Data provided
___

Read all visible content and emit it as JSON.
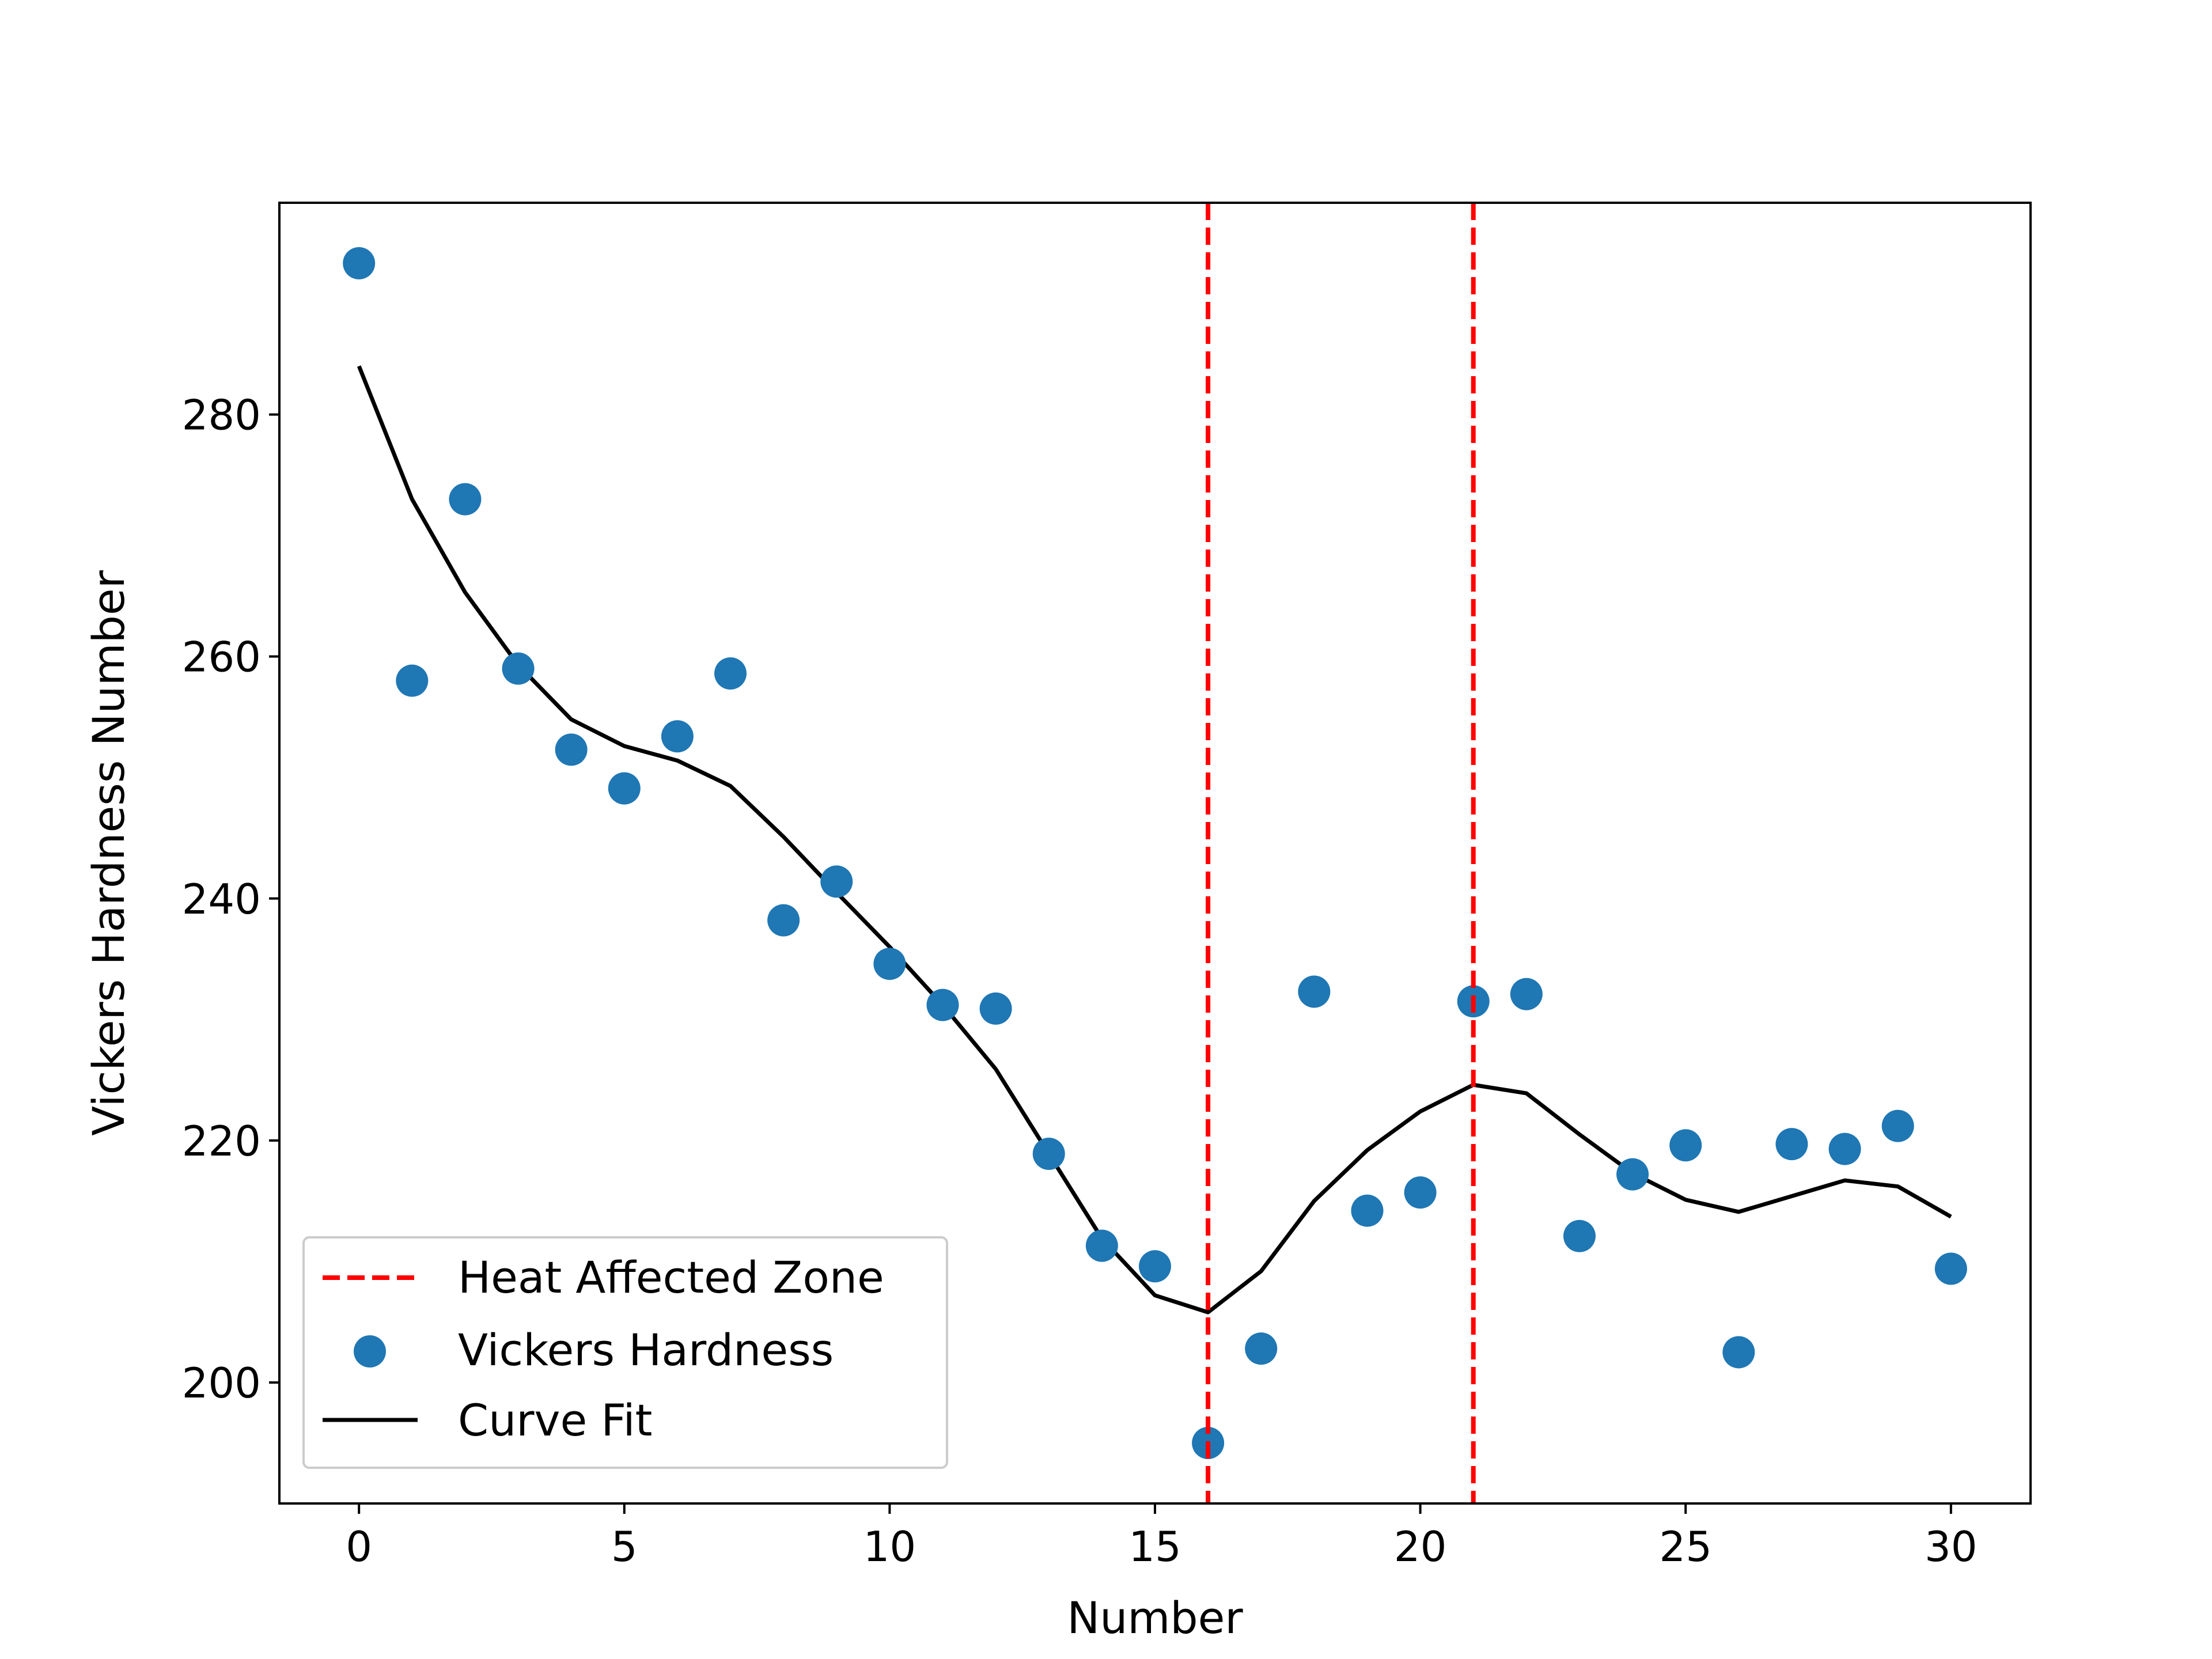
{
  "chart_data": {
    "type": "scatter",
    "title": "",
    "xlabel": "Number",
    "ylabel": "Vickers Hardness Number",
    "xlim": [
      -1.5,
      31.5
    ],
    "ylim": [
      190,
      297.5
    ],
    "xticks": [
      0,
      5,
      10,
      15,
      20,
      25,
      30
    ],
    "yticks": [
      200,
      220,
      240,
      260,
      280
    ],
    "grid": false,
    "legend_position": "lower-left",
    "series": [
      {
        "name": "Vickers Hardness",
        "kind": "scatter",
        "color": "#1f77b4",
        "x": [
          0,
          1,
          2,
          3,
          4,
          5,
          6,
          7,
          8,
          9,
          10,
          11,
          12,
          13,
          14,
          15,
          16,
          17,
          18,
          19,
          20,
          21,
          22,
          23,
          24,
          25,
          26,
          27,
          28,
          29,
          30
        ],
        "y": [
          292.5,
          258,
          273,
          259,
          252.3,
          249.1,
          253.4,
          258.6,
          238.2,
          241.4,
          234.6,
          231.2,
          230.9,
          218.9,
          211.3,
          209.6,
          195,
          202.8,
          232.3,
          214.2,
          215.7,
          231.5,
          232.1,
          212.1,
          217.2,
          219.6,
          202.5,
          219.7,
          219.3,
          221.2,
          209.4
        ]
      },
      {
        "name": "Curve Fit",
        "kind": "line",
        "color": "#000000",
        "x": [
          0,
          1,
          2,
          3,
          4,
          5,
          6,
          7,
          8,
          9,
          10,
          11,
          12,
          13,
          14,
          15,
          16,
          17,
          18,
          19,
          20,
          21,
          22,
          23,
          24,
          25,
          26,
          27,
          28,
          29,
          30
        ],
        "y": [
          284,
          273,
          265.3,
          259.3,
          254.8,
          252.6,
          251.4,
          249.3,
          245.1,
          240.5,
          236,
          231.2,
          225.9,
          218.9,
          211.9,
          207.2,
          205.8,
          209.2,
          215,
          219.2,
          222.4,
          224.6,
          223.9,
          220.5,
          217.3,
          215.1,
          214.1,
          215.4,
          216.7,
          216.2,
          213.7
        ]
      },
      {
        "name": "Heat Affected Zone",
        "kind": "vline",
        "color": "#ff0000",
        "x": [
          16,
          21
        ]
      }
    ]
  }
}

___

Exercise instructions
Look through the material and copy each line that has "Vickers".

Output for this exercise
    "ylabel": "Vickers Hardness Number",
        "name": "Vickers Hardness",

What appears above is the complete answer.